──────── Dataset extract ────────

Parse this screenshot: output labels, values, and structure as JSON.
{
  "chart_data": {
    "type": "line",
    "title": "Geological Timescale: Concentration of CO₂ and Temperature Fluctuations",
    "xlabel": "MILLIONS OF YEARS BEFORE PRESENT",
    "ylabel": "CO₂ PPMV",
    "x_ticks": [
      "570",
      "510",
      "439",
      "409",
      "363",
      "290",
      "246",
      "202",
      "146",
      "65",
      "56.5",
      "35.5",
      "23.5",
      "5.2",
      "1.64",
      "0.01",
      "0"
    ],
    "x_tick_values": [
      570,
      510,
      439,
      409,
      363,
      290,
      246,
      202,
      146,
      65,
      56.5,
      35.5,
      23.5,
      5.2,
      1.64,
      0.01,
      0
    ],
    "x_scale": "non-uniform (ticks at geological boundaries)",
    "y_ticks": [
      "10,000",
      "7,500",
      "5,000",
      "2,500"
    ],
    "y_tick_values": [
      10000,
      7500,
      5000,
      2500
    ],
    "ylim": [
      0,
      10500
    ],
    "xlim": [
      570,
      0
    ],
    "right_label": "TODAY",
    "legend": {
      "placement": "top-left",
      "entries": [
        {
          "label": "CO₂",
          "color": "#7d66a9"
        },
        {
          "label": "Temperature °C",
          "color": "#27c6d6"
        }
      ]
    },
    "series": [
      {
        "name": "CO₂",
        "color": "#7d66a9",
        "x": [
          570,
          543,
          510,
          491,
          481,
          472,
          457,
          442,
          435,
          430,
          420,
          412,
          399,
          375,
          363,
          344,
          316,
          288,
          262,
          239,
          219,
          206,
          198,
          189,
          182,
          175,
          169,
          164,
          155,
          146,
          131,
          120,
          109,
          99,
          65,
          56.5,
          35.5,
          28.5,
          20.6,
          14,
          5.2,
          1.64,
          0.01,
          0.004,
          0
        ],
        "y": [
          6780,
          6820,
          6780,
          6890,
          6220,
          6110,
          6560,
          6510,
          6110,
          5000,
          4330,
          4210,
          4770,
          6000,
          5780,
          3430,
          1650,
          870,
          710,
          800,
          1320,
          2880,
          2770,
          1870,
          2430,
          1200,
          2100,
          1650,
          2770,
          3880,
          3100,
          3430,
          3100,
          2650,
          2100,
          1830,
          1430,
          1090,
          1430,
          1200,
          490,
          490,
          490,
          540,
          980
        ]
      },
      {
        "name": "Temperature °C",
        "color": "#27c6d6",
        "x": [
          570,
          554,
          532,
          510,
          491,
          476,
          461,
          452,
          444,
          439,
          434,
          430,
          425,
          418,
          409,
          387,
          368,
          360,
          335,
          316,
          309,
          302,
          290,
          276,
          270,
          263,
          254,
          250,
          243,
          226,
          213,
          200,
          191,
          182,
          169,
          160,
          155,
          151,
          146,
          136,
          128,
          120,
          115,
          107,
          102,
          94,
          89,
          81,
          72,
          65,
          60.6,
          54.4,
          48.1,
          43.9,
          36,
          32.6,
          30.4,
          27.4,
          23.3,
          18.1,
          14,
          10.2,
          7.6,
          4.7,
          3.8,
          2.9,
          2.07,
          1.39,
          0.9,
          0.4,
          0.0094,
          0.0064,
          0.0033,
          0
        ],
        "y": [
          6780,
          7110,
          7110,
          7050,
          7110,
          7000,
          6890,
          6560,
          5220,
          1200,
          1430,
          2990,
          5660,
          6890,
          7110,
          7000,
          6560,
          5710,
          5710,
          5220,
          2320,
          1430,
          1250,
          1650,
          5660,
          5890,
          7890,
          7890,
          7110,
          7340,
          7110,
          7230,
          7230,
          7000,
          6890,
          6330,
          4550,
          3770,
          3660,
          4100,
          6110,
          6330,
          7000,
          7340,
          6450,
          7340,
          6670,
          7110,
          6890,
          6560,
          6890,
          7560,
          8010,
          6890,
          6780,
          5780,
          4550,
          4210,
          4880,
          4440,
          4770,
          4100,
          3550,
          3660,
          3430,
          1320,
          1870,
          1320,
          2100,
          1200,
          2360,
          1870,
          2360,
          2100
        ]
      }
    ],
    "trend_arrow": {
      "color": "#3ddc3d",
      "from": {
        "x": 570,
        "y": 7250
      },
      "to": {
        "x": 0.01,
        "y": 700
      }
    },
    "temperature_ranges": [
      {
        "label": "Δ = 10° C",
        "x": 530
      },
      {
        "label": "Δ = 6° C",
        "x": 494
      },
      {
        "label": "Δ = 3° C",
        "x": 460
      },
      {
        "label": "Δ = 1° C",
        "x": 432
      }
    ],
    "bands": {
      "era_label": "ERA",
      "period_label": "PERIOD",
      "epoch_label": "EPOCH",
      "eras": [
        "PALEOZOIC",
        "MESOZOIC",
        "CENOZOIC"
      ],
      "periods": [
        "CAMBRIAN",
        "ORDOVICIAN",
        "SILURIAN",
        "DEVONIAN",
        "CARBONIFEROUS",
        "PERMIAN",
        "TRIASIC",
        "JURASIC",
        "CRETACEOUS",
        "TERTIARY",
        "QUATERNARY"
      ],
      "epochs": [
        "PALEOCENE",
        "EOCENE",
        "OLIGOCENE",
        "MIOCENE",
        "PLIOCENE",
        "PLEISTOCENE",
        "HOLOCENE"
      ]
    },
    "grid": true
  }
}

────────

What to work on.
Transcribe the records above exactly as they appear.

Answer below.
Parse this screenshot: output labels, values, and structure as JSON.
{
  "chart_data": {
    "type": "line",
    "title": "Geological Timescale: Concentration of CO₂ and Temperature Fluctuations",
    "xlabel": "MILLIONS OF YEARS BEFORE PRESENT",
    "ylabel": "CO₂ PPMV",
    "x_ticks": [
      "570",
      "510",
      "439",
      "409",
      "363",
      "290",
      "246",
      "202",
      "146",
      "65",
      "56.5",
      "35.5",
      "23.5",
      "5.2",
      "1.64",
      "0.01",
      "0"
    ],
    "x_tick_values": [
      570,
      510,
      439,
      409,
      363,
      290,
      246,
      202,
      146,
      65,
      56.5,
      35.5,
      23.5,
      5.2,
      1.64,
      0.01,
      0
    ],
    "x_scale": "non-uniform (ticks at geological boundaries)",
    "y_ticks": [
      "10,000",
      "7,500",
      "5,000",
      "2,500"
    ],
    "y_tick_values": [
      10000,
      7500,
      5000,
      2500
    ],
    "ylim": [
      0,
      10500
    ],
    "xlim": [
      570,
      0
    ],
    "right_label": "TODAY",
    "legend": {
      "placement": "top-left",
      "entries": [
        {
          "label": "CO₂",
          "color": "#7d66a9"
        },
        {
          "label": "Temperature °C",
          "color": "#27c6d6"
        }
      ]
    },
    "series": [
      {
        "name": "CO₂",
        "color": "#7d66a9",
        "x": [
          570,
          543,
          510,
          491,
          481,
          472,
          457,
          442,
          435,
          430,
          420,
          412,
          399,
          375,
          363,
          344,
          316,
          288,
          262,
          239,
          219,
          206,
          198,
          189,
          182,
          175,
          169,
          164,
          155,
          146,
          131,
          120,
          109,
          99,
          65,
          56.5,
          35.5,
          28.5,
          20.6,
          14,
          5.2,
          1.64,
          0.01,
          0.004,
          0
        ],
        "y": [
          6780,
          6820,
          6780,
          6890,
          6220,
          6110,
          6560,
          6510,
          6110,
          5000,
          4330,
          4210,
          4770,
          6000,
          5780,
          3430,
          1650,
          870,
          710,
          800,
          1320,
          2880,
          2770,
          1870,
          2430,
          1200,
          2100,
          1650,
          2770,
          3880,
          3100,
          3430,
          3100,
          2650,
          2100,
          1830,
          1430,
          1090,
          1430,
          1200,
          490,
          490,
          490,
          540,
          980
        ]
      },
      {
        "name": "Temperature °C",
        "color": "#27c6d6",
        "x": [
          570,
          554,
          532,
          510,
          491,
          476,
          461,
          452,
          444,
          439,
          434,
          430,
          425,
          418,
          409,
          387,
          368,
          360,
          335,
          316,
          309,
          302,
          290,
          276,
          270,
          263,
          254,
          250,
          243,
          226,
          213,
          200,
          191,
          182,
          169,
          160,
          155,
          151,
          146,
          136,
          128,
          120,
          115,
          107,
          102,
          94,
          89,
          81,
          72,
          65,
          60.6,
          54.4,
          48.1,
          43.9,
          36,
          32.6,
          30.4,
          27.4,
          23.3,
          18.1,
          14,
          10.2,
          7.6,
          4.7,
          3.8,
          2.9,
          2.07,
          1.39,
          0.9,
          0.4,
          0.0094,
          0.0064,
          0.0033,
          0
        ],
        "y": [
          6780,
          7110,
          7110,
          7050,
          7110,
          7000,
          6890,
          6560,
          5220,
          1200,
          1430,
          2990,
          5660,
          6890,
          7110,
          7000,
          6560,
          5710,
          5710,
          5220,
          2320,
          1430,
          1250,
          1650,
          5660,
          5890,
          7890,
          7890,
          7110,
          7340,
          7110,
          7230,
          7230,
          7000,
          6890,
          6330,
          4550,
          3770,
          3660,
          4100,
          6110,
          6330,
          7000,
          7340,
          6450,
          7340,
          6670,
          7110,
          6890,
          6560,
          6890,
          7560,
          8010,
          6890,
          6780,
          5780,
          4550,
          4210,
          4880,
          4440,
          4770,
          4100,
          3550,
          3660,
          3430,
          1320,
          1870,
          1320,
          2100,
          1200,
          2360,
          1870,
          2360,
          2100
        ]
      }
    ],
    "trend_arrow": {
      "color": "#3ddc3d",
      "from": {
        "x": 570,
        "y": 7250
      },
      "to": {
        "x": 0.01,
        "y": 700
      }
    },
    "temperature_ranges": [
      {
        "label": "Δ = 10° C",
        "x": 530
      },
      {
        "label": "Δ = 6° C",
        "x": 494
      },
      {
        "label": "Δ = 3° C",
        "x": 460
      },
      {
        "label": "Δ = 1° C",
        "x": 432
      }
    ],
    "bands": {
      "era_label": "ERA",
      "period_label": "PERIOD",
      "epoch_label": "EPOCH",
      "eras": [
        "PALEOZOIC",
        "MESOZOIC",
        "CENOZOIC"
      ],
      "periods": [
        "CAMBRIAN",
        "ORDOVICIAN",
        "SILURIAN",
        "DEVONIAN",
        "CARBONIFEROUS",
        "PERMIAN",
        "TRIASIC",
        "JURASIC",
        "CRETACEOUS",
        "TERTIARY",
        "QUATERNARY"
      ],
      "epochs": [
        "PALEOCENE",
        "EOCENE",
        "OLIGOCENE",
        "MIOCENE",
        "PLIOCENE",
        "PLEISTOCENE",
        "HOLOCENE"
      ]
    },
    "grid": true
  }
}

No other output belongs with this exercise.